### SET TASK
Keep only the lines of the listing that include the word "적합합니다", and copy them.

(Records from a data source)
_ _ _ _ _ _ _

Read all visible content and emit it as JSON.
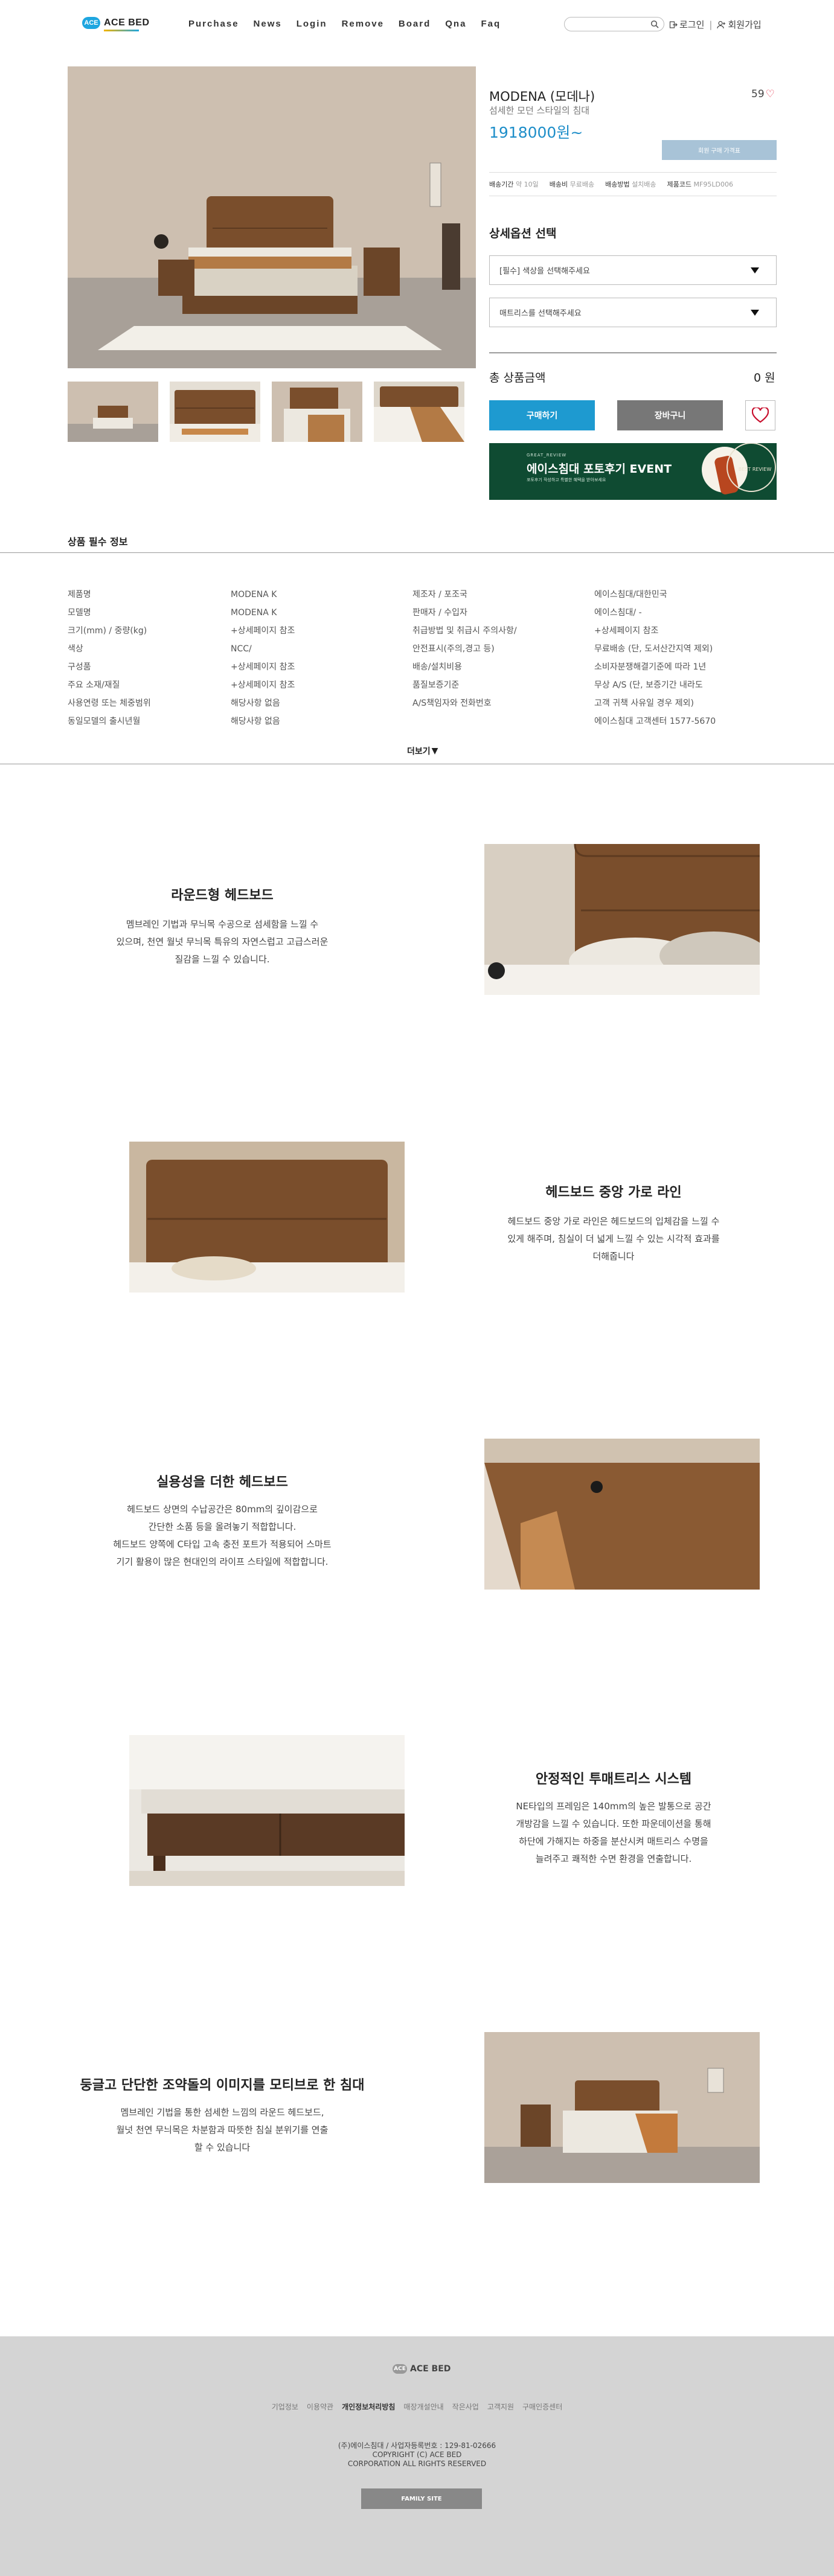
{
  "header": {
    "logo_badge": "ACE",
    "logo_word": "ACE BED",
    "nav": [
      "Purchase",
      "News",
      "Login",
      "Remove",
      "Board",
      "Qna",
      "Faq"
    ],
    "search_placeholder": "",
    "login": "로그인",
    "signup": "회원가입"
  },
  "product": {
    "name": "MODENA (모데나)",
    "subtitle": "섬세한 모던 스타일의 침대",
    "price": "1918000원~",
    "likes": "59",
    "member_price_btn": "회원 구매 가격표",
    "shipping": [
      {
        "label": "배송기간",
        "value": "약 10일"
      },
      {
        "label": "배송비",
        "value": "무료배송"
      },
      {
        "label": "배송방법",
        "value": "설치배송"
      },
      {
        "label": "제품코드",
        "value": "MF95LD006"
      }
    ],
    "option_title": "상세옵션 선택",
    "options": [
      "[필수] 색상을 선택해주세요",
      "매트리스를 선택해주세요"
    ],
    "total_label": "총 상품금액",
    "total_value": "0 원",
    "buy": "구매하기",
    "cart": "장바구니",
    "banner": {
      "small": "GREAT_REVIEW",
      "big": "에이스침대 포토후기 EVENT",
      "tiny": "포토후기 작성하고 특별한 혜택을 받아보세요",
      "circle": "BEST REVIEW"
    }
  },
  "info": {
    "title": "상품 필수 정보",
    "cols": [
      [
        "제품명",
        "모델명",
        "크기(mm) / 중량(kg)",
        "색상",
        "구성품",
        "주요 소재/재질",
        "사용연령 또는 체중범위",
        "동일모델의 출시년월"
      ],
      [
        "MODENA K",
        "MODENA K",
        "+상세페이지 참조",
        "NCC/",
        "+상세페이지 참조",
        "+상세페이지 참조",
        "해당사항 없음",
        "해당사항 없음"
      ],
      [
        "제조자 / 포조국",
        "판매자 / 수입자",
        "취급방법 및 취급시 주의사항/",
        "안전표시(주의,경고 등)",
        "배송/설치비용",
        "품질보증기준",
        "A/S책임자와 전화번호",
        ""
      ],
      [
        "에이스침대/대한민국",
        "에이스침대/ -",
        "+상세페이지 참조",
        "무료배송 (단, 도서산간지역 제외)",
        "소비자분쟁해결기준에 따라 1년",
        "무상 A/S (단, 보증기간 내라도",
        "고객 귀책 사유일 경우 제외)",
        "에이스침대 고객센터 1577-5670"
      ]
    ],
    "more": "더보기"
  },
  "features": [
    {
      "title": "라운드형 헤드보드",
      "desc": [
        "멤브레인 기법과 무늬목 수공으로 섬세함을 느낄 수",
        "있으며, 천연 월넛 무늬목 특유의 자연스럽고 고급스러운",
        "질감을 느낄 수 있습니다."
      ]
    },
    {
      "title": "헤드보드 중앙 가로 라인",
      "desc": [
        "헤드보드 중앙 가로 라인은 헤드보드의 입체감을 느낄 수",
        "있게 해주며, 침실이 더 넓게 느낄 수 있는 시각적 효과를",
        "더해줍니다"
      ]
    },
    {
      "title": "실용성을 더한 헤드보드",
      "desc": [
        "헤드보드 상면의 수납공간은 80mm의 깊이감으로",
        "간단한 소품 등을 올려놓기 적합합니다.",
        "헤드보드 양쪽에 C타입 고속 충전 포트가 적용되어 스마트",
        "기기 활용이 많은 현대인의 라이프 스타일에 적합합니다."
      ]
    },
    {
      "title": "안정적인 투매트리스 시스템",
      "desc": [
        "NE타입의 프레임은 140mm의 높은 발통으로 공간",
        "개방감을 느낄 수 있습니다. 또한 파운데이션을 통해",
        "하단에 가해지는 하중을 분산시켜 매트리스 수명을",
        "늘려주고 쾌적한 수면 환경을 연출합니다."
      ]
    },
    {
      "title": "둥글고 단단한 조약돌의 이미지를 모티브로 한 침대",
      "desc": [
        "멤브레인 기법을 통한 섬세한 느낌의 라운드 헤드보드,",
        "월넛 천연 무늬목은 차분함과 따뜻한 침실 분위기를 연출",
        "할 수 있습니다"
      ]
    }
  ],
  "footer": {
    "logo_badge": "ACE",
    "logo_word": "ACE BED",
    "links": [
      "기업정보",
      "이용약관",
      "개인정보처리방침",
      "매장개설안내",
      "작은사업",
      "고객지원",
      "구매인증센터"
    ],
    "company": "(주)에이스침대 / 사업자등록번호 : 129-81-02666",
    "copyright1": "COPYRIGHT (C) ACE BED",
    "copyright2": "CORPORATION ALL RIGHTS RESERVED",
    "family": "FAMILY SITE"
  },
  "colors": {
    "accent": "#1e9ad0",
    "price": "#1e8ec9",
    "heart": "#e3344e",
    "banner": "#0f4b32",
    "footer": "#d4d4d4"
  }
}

_ _ _ _ _ _ _

### EXERCISE SOLUTION
        "간단한 소품 등을 올려놓기 적합합니다.",
        "기기 활용이 많은 현대인의 라이프 스타일에 적합합니다."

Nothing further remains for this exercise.